- [PROBLEM STATEMENT]
Each record below must be returned exactly as shown.

━━ RECORDS TO PROCESS ━━

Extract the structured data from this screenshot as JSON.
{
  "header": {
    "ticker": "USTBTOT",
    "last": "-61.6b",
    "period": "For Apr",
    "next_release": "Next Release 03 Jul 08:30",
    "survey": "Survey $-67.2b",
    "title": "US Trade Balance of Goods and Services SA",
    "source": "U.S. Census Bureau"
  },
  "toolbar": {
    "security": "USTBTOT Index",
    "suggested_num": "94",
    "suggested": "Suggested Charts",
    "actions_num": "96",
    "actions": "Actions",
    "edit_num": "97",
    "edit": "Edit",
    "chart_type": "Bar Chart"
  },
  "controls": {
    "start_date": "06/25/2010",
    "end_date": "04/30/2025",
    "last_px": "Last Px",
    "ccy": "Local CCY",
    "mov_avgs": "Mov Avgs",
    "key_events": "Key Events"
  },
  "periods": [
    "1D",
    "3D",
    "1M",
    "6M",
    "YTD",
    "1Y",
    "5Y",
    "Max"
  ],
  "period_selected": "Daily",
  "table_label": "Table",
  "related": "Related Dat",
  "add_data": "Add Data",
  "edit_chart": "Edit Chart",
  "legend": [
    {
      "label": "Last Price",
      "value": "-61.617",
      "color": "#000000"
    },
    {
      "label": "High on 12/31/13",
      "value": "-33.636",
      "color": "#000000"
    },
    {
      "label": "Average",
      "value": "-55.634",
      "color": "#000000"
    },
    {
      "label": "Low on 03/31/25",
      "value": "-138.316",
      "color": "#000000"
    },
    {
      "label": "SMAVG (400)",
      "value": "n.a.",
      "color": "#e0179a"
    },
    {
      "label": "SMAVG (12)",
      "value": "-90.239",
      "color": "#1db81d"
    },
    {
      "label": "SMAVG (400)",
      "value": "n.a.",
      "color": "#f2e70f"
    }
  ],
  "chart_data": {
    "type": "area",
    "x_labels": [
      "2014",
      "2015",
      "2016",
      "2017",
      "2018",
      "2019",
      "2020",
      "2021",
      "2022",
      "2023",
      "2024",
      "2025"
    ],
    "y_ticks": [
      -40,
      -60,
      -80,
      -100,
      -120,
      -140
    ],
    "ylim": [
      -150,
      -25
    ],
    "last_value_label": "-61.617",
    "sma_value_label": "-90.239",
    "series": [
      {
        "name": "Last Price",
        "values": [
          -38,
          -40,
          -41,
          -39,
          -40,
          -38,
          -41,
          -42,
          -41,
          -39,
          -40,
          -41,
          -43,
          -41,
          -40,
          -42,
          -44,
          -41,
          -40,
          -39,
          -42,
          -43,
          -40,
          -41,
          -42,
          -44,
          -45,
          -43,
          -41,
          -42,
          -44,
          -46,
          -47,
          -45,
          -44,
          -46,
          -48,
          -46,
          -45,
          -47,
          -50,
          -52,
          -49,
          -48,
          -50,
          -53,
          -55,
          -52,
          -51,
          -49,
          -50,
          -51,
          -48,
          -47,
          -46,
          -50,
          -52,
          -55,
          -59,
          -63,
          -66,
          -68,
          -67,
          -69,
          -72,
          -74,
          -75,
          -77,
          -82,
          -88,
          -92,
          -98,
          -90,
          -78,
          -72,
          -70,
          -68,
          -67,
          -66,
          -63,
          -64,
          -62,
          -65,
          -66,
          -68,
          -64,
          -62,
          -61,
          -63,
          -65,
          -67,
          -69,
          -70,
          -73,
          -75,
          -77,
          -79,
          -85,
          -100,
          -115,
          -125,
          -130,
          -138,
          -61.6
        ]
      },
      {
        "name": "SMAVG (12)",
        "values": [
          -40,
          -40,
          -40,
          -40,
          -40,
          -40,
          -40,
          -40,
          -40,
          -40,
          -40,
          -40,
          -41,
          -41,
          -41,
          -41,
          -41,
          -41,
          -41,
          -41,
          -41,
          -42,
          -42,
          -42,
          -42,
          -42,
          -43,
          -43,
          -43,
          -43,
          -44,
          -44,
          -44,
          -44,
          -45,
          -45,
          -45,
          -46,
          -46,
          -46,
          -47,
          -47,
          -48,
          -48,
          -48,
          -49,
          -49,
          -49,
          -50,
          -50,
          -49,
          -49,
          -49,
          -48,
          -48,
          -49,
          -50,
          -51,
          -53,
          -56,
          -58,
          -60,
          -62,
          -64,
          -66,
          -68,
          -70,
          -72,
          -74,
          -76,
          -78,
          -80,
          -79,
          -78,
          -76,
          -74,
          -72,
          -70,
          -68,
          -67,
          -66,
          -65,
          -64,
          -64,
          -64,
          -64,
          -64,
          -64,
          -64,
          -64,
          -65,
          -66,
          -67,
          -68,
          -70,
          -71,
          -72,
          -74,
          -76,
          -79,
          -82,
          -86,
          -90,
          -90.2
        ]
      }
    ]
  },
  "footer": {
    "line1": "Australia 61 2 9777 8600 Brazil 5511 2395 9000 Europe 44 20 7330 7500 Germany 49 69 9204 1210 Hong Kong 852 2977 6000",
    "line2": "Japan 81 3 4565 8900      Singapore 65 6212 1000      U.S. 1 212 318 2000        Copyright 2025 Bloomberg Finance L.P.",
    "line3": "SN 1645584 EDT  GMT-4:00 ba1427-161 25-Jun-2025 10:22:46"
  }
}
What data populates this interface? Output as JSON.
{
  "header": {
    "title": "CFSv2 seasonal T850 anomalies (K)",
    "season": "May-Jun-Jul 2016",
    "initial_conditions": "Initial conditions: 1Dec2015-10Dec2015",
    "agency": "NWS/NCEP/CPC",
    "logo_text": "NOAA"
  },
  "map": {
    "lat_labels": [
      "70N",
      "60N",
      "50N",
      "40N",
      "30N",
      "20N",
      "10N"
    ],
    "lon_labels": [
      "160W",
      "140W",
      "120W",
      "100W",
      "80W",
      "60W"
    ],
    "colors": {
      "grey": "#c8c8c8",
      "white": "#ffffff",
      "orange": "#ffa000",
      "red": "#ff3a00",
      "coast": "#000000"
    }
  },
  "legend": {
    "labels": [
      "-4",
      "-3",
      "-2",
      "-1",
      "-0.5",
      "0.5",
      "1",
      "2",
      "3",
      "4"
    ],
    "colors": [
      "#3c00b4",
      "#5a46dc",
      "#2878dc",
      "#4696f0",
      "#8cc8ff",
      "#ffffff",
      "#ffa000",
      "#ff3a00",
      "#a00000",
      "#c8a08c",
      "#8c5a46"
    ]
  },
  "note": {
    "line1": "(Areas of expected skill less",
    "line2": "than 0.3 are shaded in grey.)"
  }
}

━━━

- [OUTPUT OF THE EXERCISE]
Extract the structured data from this screenshot as JSON.
{
  "header": {
    "ticker": "USTBTOT",
    "last": "-61.6b",
    "period": "For Apr",
    "next_release": "Next Release 03 Jul 08:30",
    "survey": "Survey $-67.2b",
    "title": "US Trade Balance of Goods and Services SA",
    "source": "U.S. Census Bureau"
  },
  "toolbar": {
    "security": "USTBTOT Index",
    "suggested_num": "94",
    "suggested": "Suggested Charts",
    "actions_num": "96",
    "actions": "Actions",
    "edit_num": "97",
    "edit": "Edit",
    "chart_type": "Bar Chart"
  },
  "controls": {
    "start_date": "06/25/2010",
    "end_date": "04/30/2025",
    "last_px": "Last Px",
    "ccy": "Local CCY",
    "mov_avgs": "Mov Avgs",
    "key_events": "Key Events"
  },
  "periods": [
    "1D",
    "3D",
    "1M",
    "6M",
    "YTD",
    "1Y",
    "5Y",
    "Max"
  ],
  "period_selected": "Daily",
  "table_label": "Table",
  "related": "Related Dat",
  "add_data": "Add Data",
  "edit_chart": "Edit Chart",
  "legend": [
    {
      "label": "Last Price",
      "value": "-61.617",
      "color": "#000000"
    },
    {
      "label": "High on 12/31/13",
      "value": "-33.636",
      "color": "#000000"
    },
    {
      "label": "Average",
      "value": "-55.634",
      "color": "#000000"
    },
    {
      "label": "Low on 03/31/25",
      "value": "-138.316",
      "color": "#000000"
    },
    {
      "label": "SMAVG (400)",
      "value": "n.a.",
      "color": "#e0179a"
    },
    {
      "label": "SMAVG (12)",
      "value": "-90.239",
      "color": "#1db81d"
    },
    {
      "label": "SMAVG (400)",
      "value": "n.a.",
      "color": "#f2e70f"
    }
  ],
  "chart_data": {
    "type": "area",
    "x_labels": [
      "2014",
      "2015",
      "2016",
      "2017",
      "2018",
      "2019",
      "2020",
      "2021",
      "2022",
      "2023",
      "2024",
      "2025"
    ],
    "y_ticks": [
      -40,
      -60,
      -80,
      -100,
      -120,
      -140
    ],
    "ylim": [
      -150,
      -25
    ],
    "last_value_label": "-61.617",
    "sma_value_label": "-90.239",
    "series": [
      {
        "name": "Last Price",
        "values": [
          -38,
          -40,
          -41,
          -39,
          -40,
          -38,
          -41,
          -42,
          -41,
          -39,
          -40,
          -41,
          -43,
          -41,
          -40,
          -42,
          -44,
          -41,
          -40,
          -39,
          -42,
          -43,
          -40,
          -41,
          -42,
          -44,
          -45,
          -43,
          -41,
          -42,
          -44,
          -46,
          -47,
          -45,
          -44,
          -46,
          -48,
          -46,
          -45,
          -47,
          -50,
          -52,
          -49,
          -48,
          -50,
          -53,
          -55,
          -52,
          -51,
          -49,
          -50,
          -51,
          -48,
          -47,
          -46,
          -50,
          -52,
          -55,
          -59,
          -63,
          -66,
          -68,
          -67,
          -69,
          -72,
          -74,
          -75,
          -77,
          -82,
          -88,
          -92,
          -98,
          -90,
          -78,
          -72,
          -70,
          -68,
          -67,
          -66,
          -63,
          -64,
          -62,
          -65,
          -66,
          -68,
          -64,
          -62,
          -61,
          -63,
          -65,
          -67,
          -69,
          -70,
          -73,
          -75,
          -77,
          -79,
          -85,
          -100,
          -115,
          -125,
          -130,
          -138,
          -61.6
        ]
      },
      {
        "name": "SMAVG (12)",
        "values": [
          -40,
          -40,
          -40,
          -40,
          -40,
          -40,
          -40,
          -40,
          -40,
          -40,
          -40,
          -40,
          -41,
          -41,
          -41,
          -41,
          -41,
          -41,
          -41,
          -41,
          -41,
          -42,
          -42,
          -42,
          -42,
          -42,
          -43,
          -43,
          -43,
          -43,
          -44,
          -44,
          -44,
          -44,
          -45,
          -45,
          -45,
          -46,
          -46,
          -46,
          -47,
          -47,
          -48,
          -48,
          -48,
          -49,
          -49,
          -49,
          -50,
          -50,
          -49,
          -49,
          -49,
          -48,
          -48,
          -49,
          -50,
          -51,
          -53,
          -56,
          -58,
          -60,
          -62,
          -64,
          -66,
          -68,
          -70,
          -72,
          -74,
          -76,
          -78,
          -80,
          -79,
          -78,
          -76,
          -74,
          -72,
          -70,
          -68,
          -67,
          -66,
          -65,
          -64,
          -64,
          -64,
          -64,
          -64,
          -64,
          -64,
          -64,
          -65,
          -66,
          -67,
          -68,
          -70,
          -71,
          -72,
          -74,
          -76,
          -79,
          -82,
          -86,
          -90,
          -90.2
        ]
      }
    ]
  },
  "footer": {
    "line1": "Australia 61 2 9777 8600 Brazil 5511 2395 9000 Europe 44 20 7330 7500 Germany 49 69 9204 1210 Hong Kong 852 2977 6000",
    "line2": "Japan 81 3 4565 8900      Singapore 65 6212 1000      U.S. 1 212 318 2000        Copyright 2025 Bloomberg Finance L.P.",
    "line3": "SN 1645584 EDT  GMT-4:00 ba1427-161 25-Jun-2025 10:22:46"
  }
}
What data populates this interface? Output as JSON.
{
  "header": {
    "title": "CFSv2 seasonal T850 anomalies (K)",
    "season": "May-Jun-Jul 2016",
    "initial_conditions": "Initial conditions: 1Dec2015-10Dec2015",
    "agency": "NWS/NCEP/CPC",
    "logo_text": "NOAA"
  },
  "map": {
    "lat_labels": [
      "70N",
      "60N",
      "50N",
      "40N",
      "30N",
      "20N",
      "10N"
    ],
    "lon_labels": [
      "160W",
      "140W",
      "120W",
      "100W",
      "80W",
      "60W"
    ],
    "colors": {
      "grey": "#c8c8c8",
      "white": "#ffffff",
      "orange": "#ffa000",
      "red": "#ff3a00",
      "coast": "#000000"
    }
  },
  "legend": {
    "labels": [
      "-4",
      "-3",
      "-2",
      "-1",
      "-0.5",
      "0.5",
      "1",
      "2",
      "3",
      "4"
    ],
    "colors": [
      "#3c00b4",
      "#5a46dc",
      "#2878dc",
      "#4696f0",
      "#8cc8ff",
      "#ffffff",
      "#ffa000",
      "#ff3a00",
      "#a00000",
      "#c8a08c",
      "#8c5a46"
    ]
  },
  "note": {
    "line1": "(Areas of expected skill less",
    "line2": "than 0.3 are shaded in grey.)"
  }
}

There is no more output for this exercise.